#### What this task involves
Please output every line of the material as it stands, without the pictures.

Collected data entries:

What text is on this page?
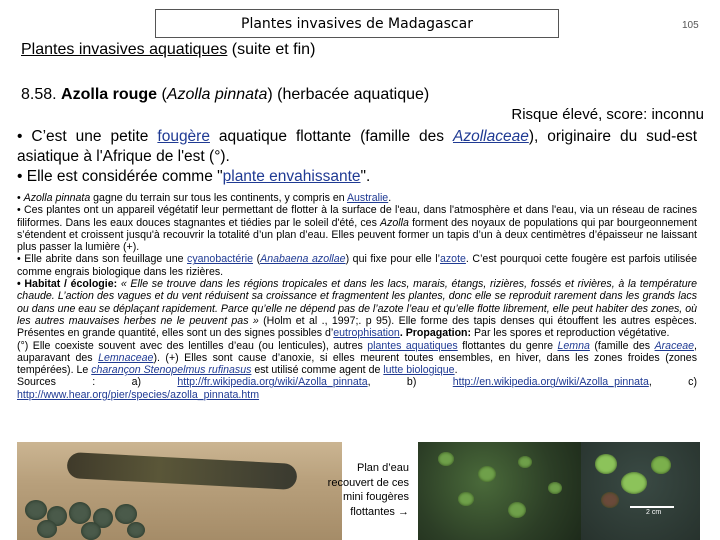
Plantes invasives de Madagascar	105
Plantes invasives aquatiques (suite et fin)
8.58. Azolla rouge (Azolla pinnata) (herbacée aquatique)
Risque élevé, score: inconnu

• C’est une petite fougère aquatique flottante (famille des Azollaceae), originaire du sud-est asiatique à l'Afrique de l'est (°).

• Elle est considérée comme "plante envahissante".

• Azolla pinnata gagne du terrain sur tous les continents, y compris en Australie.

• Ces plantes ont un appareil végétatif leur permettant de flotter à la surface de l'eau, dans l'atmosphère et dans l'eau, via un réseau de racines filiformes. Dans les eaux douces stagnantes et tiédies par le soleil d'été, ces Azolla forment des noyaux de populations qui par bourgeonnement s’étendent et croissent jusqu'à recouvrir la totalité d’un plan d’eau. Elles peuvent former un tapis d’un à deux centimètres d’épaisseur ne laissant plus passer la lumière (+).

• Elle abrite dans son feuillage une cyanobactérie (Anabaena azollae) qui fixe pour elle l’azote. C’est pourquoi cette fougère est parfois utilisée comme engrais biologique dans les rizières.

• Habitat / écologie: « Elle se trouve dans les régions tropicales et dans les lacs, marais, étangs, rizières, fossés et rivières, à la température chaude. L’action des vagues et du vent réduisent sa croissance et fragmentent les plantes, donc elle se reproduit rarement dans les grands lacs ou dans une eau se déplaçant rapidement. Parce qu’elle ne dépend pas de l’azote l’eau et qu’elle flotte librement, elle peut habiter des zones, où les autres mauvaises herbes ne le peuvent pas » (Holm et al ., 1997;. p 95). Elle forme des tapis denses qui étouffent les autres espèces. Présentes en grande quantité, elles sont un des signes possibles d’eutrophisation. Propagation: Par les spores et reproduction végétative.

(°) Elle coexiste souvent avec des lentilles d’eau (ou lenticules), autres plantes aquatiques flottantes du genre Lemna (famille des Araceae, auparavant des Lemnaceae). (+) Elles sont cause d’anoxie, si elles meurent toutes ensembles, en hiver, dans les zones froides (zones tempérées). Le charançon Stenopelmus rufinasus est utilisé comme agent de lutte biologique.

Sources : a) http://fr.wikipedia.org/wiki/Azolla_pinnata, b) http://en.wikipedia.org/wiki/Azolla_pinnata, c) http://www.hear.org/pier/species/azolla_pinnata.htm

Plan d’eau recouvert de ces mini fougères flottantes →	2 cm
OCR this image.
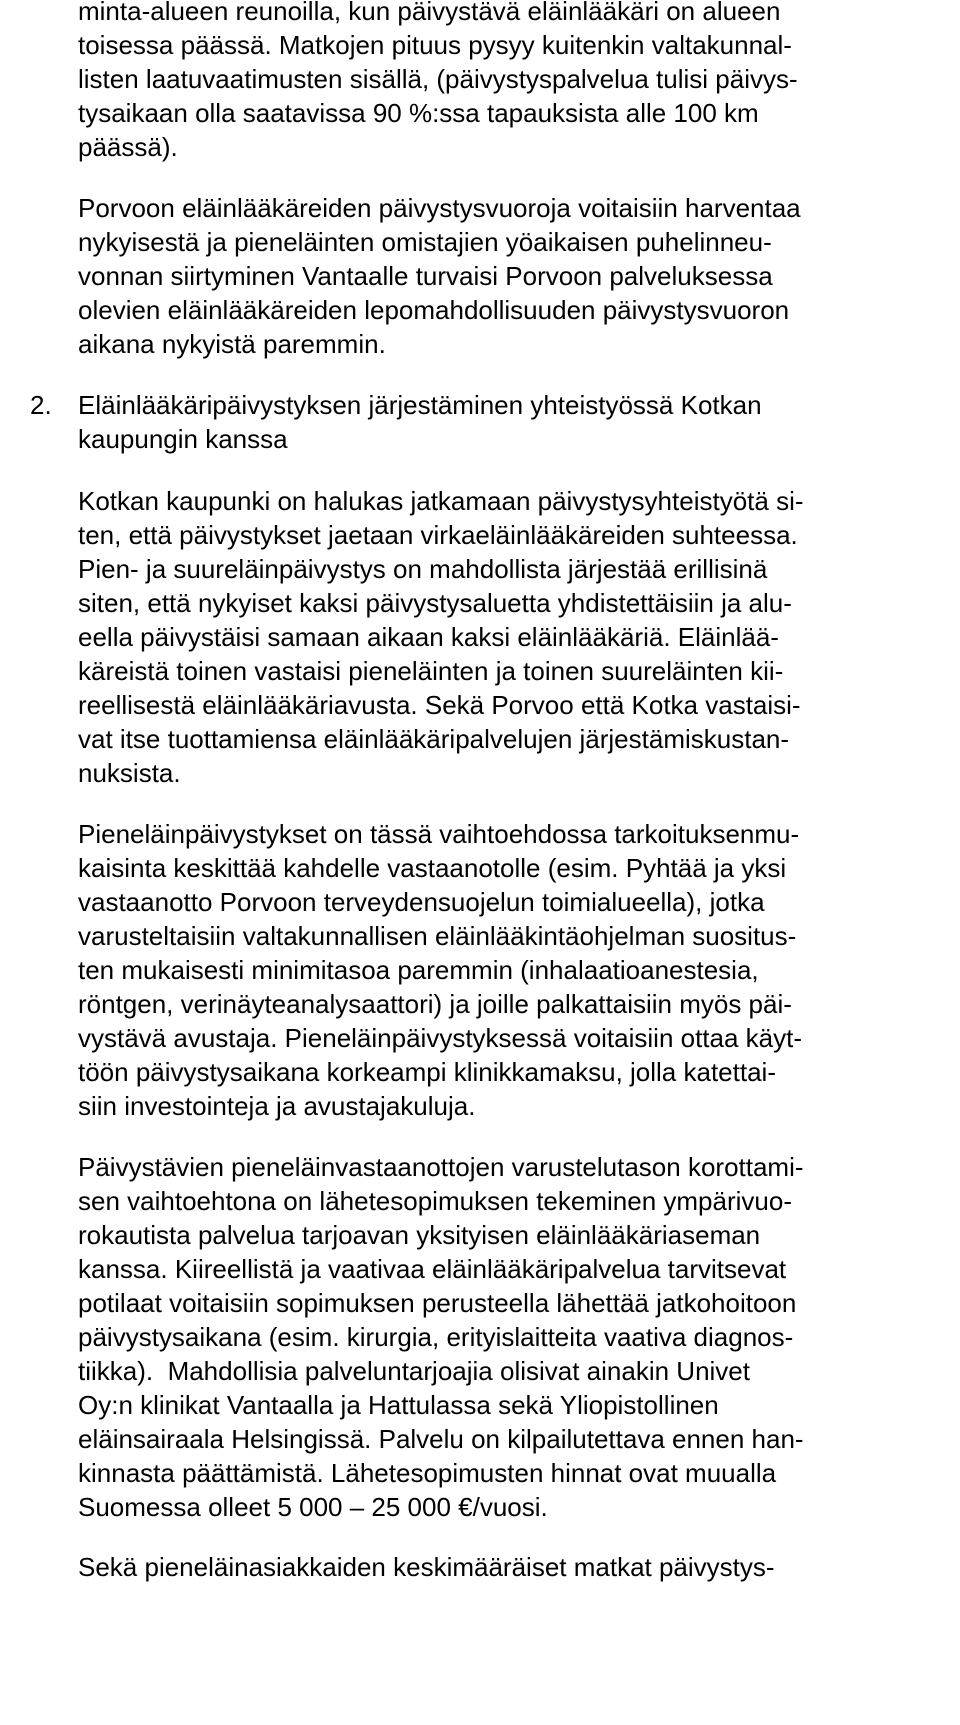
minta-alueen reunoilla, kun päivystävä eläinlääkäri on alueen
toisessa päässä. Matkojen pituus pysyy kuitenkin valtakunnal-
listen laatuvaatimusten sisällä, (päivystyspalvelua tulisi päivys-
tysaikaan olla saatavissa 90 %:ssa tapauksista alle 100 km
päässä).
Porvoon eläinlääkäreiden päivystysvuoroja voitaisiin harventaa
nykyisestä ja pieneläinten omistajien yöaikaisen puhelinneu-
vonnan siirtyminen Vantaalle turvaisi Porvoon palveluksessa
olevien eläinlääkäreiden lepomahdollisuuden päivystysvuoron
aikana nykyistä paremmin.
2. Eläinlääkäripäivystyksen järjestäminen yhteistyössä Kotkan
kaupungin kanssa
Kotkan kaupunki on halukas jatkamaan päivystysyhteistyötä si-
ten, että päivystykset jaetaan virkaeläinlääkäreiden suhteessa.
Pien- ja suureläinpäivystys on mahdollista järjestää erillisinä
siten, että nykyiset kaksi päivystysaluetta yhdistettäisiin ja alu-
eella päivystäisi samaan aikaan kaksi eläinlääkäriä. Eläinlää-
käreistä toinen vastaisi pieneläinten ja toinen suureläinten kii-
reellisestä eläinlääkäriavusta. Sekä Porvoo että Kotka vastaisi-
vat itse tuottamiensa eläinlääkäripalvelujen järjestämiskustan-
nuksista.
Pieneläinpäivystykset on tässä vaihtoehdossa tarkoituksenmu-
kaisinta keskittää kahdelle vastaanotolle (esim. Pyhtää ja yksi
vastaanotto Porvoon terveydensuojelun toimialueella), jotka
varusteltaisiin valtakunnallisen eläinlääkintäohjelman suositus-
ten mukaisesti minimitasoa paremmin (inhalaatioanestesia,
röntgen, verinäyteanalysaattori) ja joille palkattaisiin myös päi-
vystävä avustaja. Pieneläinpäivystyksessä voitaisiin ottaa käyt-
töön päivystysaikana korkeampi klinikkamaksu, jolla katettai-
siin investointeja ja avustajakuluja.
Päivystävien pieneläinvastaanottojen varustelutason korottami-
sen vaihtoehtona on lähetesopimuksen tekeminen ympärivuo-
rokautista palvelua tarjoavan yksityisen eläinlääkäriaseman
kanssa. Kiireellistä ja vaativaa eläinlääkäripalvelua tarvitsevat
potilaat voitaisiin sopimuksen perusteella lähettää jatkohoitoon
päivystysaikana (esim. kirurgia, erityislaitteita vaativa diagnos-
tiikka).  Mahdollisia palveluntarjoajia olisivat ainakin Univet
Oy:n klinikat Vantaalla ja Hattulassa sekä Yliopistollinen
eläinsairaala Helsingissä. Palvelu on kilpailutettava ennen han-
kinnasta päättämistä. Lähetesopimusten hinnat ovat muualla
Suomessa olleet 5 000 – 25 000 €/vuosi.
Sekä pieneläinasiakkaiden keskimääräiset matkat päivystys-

#### Result
What text is on this page?
Plantes invasives de Madagascar	105
Plantes invasives aquatiques (suite et fin)
8.58. Azolla rouge (Azolla pinnata) (herbacée aquatique)
Risque élevé, score: inconnu

• C’est une petite fougère aquatique flottante (famille des Azollaceae), originaire du sud-est asiatique à l'Afrique de l'est (°).

• Elle est considérée comme "plante envahissante".

• Azolla pinnata gagne du terrain sur tous les continents, y compris en Australie.

• Ces plantes ont un appareil végétatif leur permettant de flotter à la surface de l'eau, dans l'atmosphère et dans l'eau, via un réseau de racines filiformes. Dans les eaux douces stagnantes et tiédies par le soleil d'été, ces Azolla forment des noyaux de populations qui par bourgeonnement s’étendent et croissent jusqu'à recouvrir la totalité d’un plan d’eau. Elles peuvent former un tapis d’un à deux centimètres d’épaisseur ne laissant plus passer la lumière (+).

• Elle abrite dans son feuillage une cyanobactérie (Anabaena azollae) qui fixe pour elle l’azote. C’est pourquoi cette fougère est parfois utilisée comme engrais biologique dans les rizières.

• Habitat / écologie: « Elle se trouve dans les régions tropicales et dans les lacs, marais, étangs, rizières, fossés et rivières, à la température chaude. L’action des vagues et du vent réduisent sa croissance et fragmentent les plantes, donc elle se reproduit rarement dans les grands lacs ou dans une eau se déplaçant rapidement. Parce qu’elle ne dépend pas de l’azote l’eau et qu’elle flotte librement, elle peut habiter des zones, où les autres mauvaises herbes ne le peuvent pas » (Holm et al ., 1997;. p 95). Elle forme des tapis denses qui étouffent les autres espèces. Présentes en grande quantité, elles sont un des signes possibles d’eutrophisation. Propagation: Par les spores et reproduction végétative.

(°) Elle coexiste souvent avec des lentilles d’eau (ou lenticules), autres plantes aquatiques flottantes du genre Lemna (famille des Araceae, auparavant des Lemnaceae). (+) Elles sont cause d’anoxie, si elles meurent toutes ensembles, en hiver, dans les zones froides (zones tempérées). Le charançon Stenopelmus rufinasus est utilisé comme agent de lutte biologique.

Sources : a) http://fr.wikipedia.org/wiki/Azolla_pinnata, b) http://en.wikipedia.org/wiki/Azolla_pinnata, c) http://www.hear.org/pier/species/azolla_pinnata.htm

Plan d’eau recouvert de ces mini fougères flottantes →	2 cm
OCR this image.
minta-alueen reunoilla, kun päivystävä eläinlääkäri on alueen
toisessa päässä. Matkojen pituus pysyy kuitenkin valtakunnal-
listen laatuvaatimusten sisällä, (päivystyspalvelua tulisi päivys-
tysaikaan olla saatavissa 90 %:ssa tapauksista alle 100 km
päässä).
Porvoon eläinlääkäreiden päivystysvuoroja voitaisiin harventaa
nykyisestä ja pieneläinten omistajien yöaikaisen puhelinneu-
vonnan siirtyminen Vantaalle turvaisi Porvoon palveluksessa
olevien eläinlääkäreiden lepomahdollisuuden päivystysvuoron
aikana nykyistä paremmin.
2. Eläinlääkäripäivystyksen järjestäminen yhteistyössä Kotkan
kaupungin kanssa
Kotkan kaupunki on halukas jatkamaan päivystysyhteistyötä si-
ten, että päivystykset jaetaan virkaeläinlääkäreiden suhteessa.
Pien- ja suureläinpäivystys on mahdollista järjestää erillisinä
siten, että nykyiset kaksi päivystysaluetta yhdistettäisiin ja alu-
eella päivystäisi samaan aikaan kaksi eläinlääkäriä. Eläinlää-
käreistä toinen vastaisi pieneläinten ja toinen suureläinten kii-
reellisestä eläinlääkäriavusta. Sekä Porvoo että Kotka vastaisi-
vat itse tuottamiensa eläinlääkäripalvelujen järjestämiskustan-
nuksista.
Pieneläinpäivystykset on tässä vaihtoehdossa tarkoituksenmu-
kaisinta keskittää kahdelle vastaanotolle (esim. Pyhtää ja yksi
vastaanotto Porvoon terveydensuojelun toimialueella), jotka
varusteltaisiin valtakunnallisen eläinlääkintäohjelman suositus-
ten mukaisesti minimitasoa paremmin (inhalaatioanestesia,
röntgen, verinäyteanalysaattori) ja joille palkattaisiin myös päi-
vystävä avustaja. Pieneläinpäivystyksessä voitaisiin ottaa käyt-
töön päivystysaikana korkeampi klinikkamaksu, jolla katettai-
siin investointeja ja avustajakuluja.
Päivystävien pieneläinvastaanottojen varustelutason korottami-
sen vaihtoehtona on lähetesopimuksen tekeminen ympärivuo-
rokautista palvelua tarjoavan yksityisen eläinlääkäriaseman
kanssa. Kiireellistä ja vaativaa eläinlääkäripalvelua tarvitsevat
potilaat voitaisiin sopimuksen perusteella lähettää jatkohoitoon
päivystysaikana (esim. kirurgia, erityislaitteita vaativa diagnos-
tiikka).  Mahdollisia palveluntarjoajia olisivat ainakin Univet
Oy:n klinikat Vantaalla ja Hattulassa sekä Yliopistollinen
eläinsairaala Helsingissä. Palvelu on kilpailutettava ennen han-
kinnasta päättämistä. Lähetesopimusten hinnat ovat muualla
Suomessa olleet 5 000 – 25 000 €/vuosi.
Sekä pieneläinasiakkaiden keskimääräiset matkat päivystys-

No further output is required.